[WHAT IS NEEDED] All of the material below is to be restated word for word, apart from the pictures.
..............................
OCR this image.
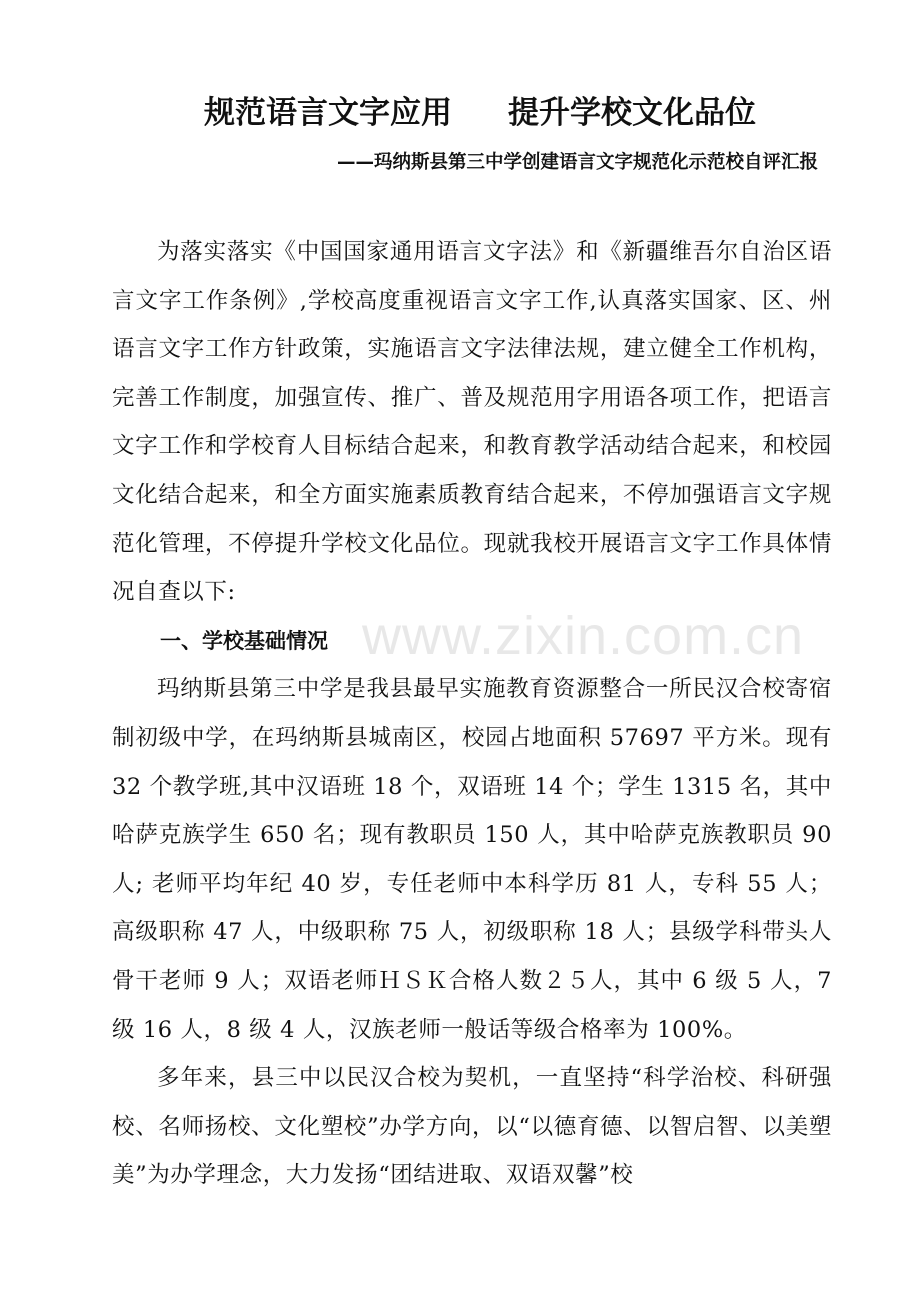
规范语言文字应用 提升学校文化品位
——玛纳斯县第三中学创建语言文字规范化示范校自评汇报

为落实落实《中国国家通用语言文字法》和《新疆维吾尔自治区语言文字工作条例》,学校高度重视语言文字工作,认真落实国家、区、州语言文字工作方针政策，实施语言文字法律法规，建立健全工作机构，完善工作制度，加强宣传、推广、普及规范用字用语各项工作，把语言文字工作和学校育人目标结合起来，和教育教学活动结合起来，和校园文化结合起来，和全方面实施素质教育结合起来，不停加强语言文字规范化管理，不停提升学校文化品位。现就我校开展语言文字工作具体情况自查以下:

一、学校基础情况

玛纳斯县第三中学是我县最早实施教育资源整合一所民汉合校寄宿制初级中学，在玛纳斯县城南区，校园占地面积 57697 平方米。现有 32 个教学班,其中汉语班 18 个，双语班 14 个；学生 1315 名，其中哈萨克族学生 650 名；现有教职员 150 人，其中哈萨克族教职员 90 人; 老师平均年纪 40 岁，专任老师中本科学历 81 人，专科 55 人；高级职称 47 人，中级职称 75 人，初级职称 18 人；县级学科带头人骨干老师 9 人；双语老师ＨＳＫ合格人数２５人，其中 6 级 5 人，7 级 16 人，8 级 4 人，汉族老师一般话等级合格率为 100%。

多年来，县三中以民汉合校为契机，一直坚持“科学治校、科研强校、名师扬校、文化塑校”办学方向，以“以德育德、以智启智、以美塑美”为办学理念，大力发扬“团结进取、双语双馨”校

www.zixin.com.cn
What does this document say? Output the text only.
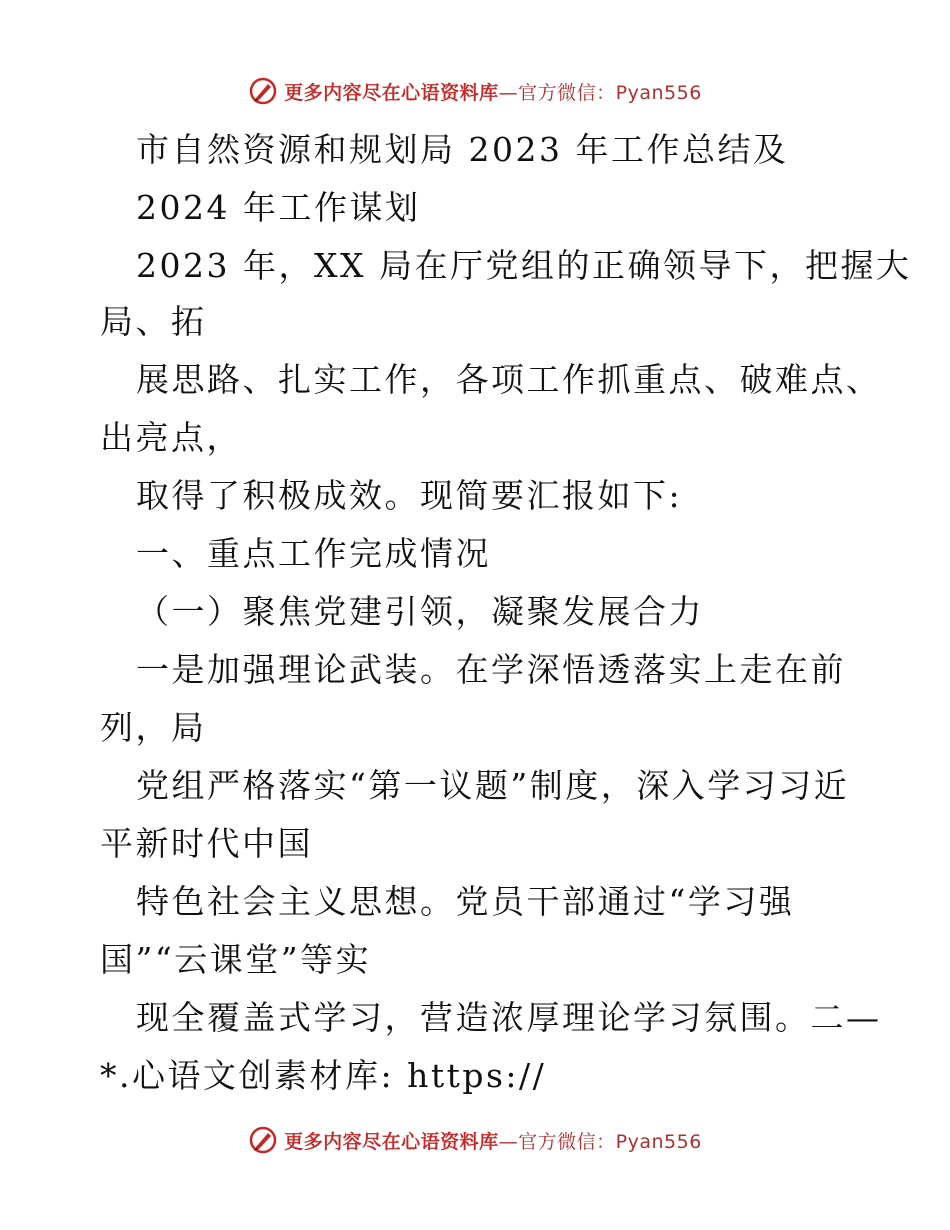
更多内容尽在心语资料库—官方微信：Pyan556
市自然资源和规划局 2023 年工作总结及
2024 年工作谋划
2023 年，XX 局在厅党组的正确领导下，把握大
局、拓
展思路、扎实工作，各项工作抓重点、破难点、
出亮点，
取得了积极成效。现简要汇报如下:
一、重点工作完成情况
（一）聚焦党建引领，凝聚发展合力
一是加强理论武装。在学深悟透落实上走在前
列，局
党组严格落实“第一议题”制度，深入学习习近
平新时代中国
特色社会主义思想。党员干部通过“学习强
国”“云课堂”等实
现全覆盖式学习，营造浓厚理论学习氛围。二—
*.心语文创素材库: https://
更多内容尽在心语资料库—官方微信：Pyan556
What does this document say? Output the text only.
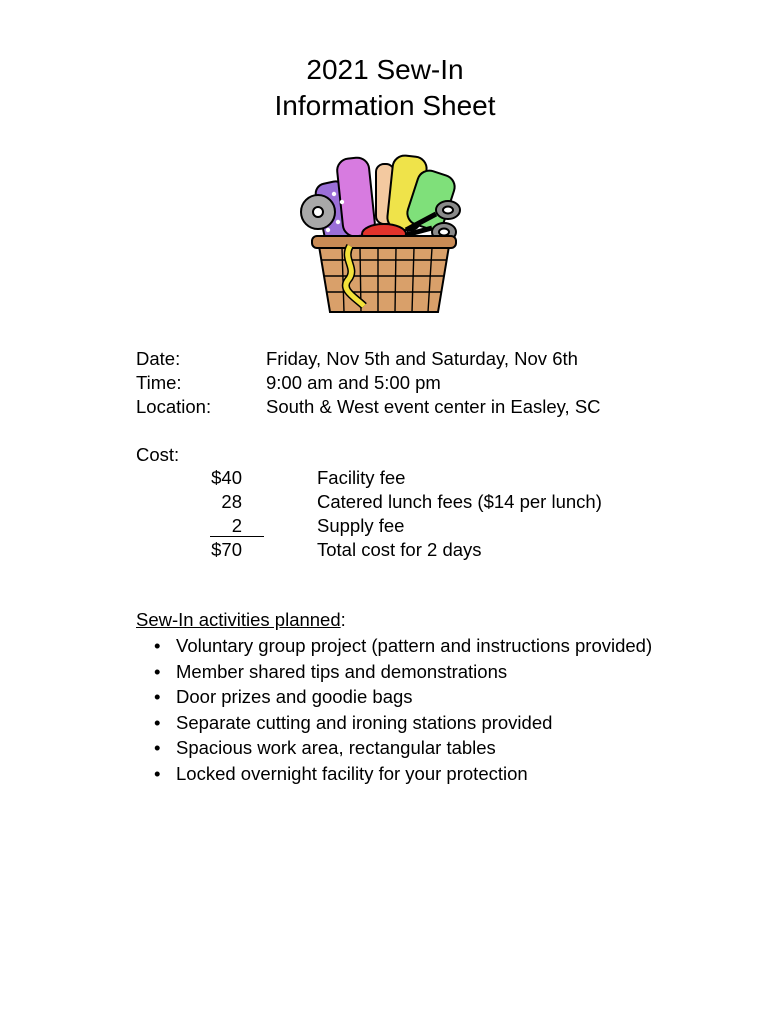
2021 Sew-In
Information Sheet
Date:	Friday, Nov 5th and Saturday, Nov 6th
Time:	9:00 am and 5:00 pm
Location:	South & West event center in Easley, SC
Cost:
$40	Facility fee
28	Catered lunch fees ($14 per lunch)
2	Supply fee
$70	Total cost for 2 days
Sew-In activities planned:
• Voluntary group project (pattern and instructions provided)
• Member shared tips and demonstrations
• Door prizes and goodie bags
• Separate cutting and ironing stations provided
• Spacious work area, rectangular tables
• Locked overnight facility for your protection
..............................
[WRITTEN ANSWER]
OCR this image.
规范语言文字应用 提升学校文化品位
——玛纳斯县第三中学创建语言文字规范化示范校自评汇报

为落实落实《中国国家通用语言文字法》和《新疆维吾尔自治区语言文字工作条例》,学校高度重视语言文字工作,认真落实国家、区、州语言文字工作方针政策，实施语言文字法律法规，建立健全工作机构，完善工作制度，加强宣传、推广、普及规范用字用语各项工作，把语言文字工作和学校育人目标结合起来，和教育教学活动结合起来，和校园文化结合起来，和全方面实施素质教育结合起来，不停加强语言文字规范化管理，不停提升学校文化品位。现就我校开展语言文字工作具体情况自查以下:

一、学校基础情况

玛纳斯县第三中学是我县最早实施教育资源整合一所民汉合校寄宿制初级中学，在玛纳斯县城南区，校园占地面积 57697 平方米。现有 32 个教学班,其中汉语班 18 个，双语班 14 个；学生 1315 名，其中哈萨克族学生 650 名；现有教职员 150 人，其中哈萨克族教职员 90 人; 老师平均年纪 40 岁，专任老师中本科学历 81 人，专科 55 人；高级职称 47 人，中级职称 75 人，初级职称 18 人；县级学科带头人骨干老师 9 人；双语老师ＨＳＫ合格人数２５人，其中 6 级 5 人，7 级 16 人，8 级 4 人，汉族老师一般话等级合格率为 100%。

多年来，县三中以民汉合校为契机，一直坚持“科学治校、科研强校、名师扬校、文化塑校”办学方向，以“以德育德、以智启智、以美塑美”为办学理念，大力发扬“团结进取、双语双馨”校

www.zixin.com.cn
What does this document say? Output the text only.
更多内容尽在心语资料库—官方微信：Pyan556
市自然资源和规划局 2023 年工作总结及
2024 年工作谋划
2023 年，XX 局在厅党组的正确领导下，把握大
局、拓
展思路、扎实工作，各项工作抓重点、破难点、
出亮点，
取得了积极成效。现简要汇报如下:
一、重点工作完成情况
（一）聚焦党建引领，凝聚发展合力
一是加强理论武装。在学深悟透落实上走在前
列，局
党组严格落实“第一议题”制度，深入学习习近
平新时代中国
特色社会主义思想。党员干部通过“学习强
国”“云课堂”等实
现全覆盖式学习，营造浓厚理论学习氛围。二—
*.心语文创素材库: https://
更多内容尽在心语资料库—官方微信：Pyan556
What does this document say? Output the text only.
2021 Sew-In
Information Sheet
Date:	Friday, Nov 5th and Saturday, Nov 6th
Time:	9:00 am and 5:00 pm
Location:	South & West event center in Easley, SC
Cost:
$40	Facility fee
28	Catered lunch fees ($14 per lunch)
2	Supply fee
$70	Total cost for 2 days
Sew-In activities planned:
• Voluntary group project (pattern and instructions provided)
• Member shared tips and demonstrations
• Door prizes and goodie bags
• Separate cutting and ironing stations provided
• Spacious work area, rectangular tables
• Locked overnight facility for your protection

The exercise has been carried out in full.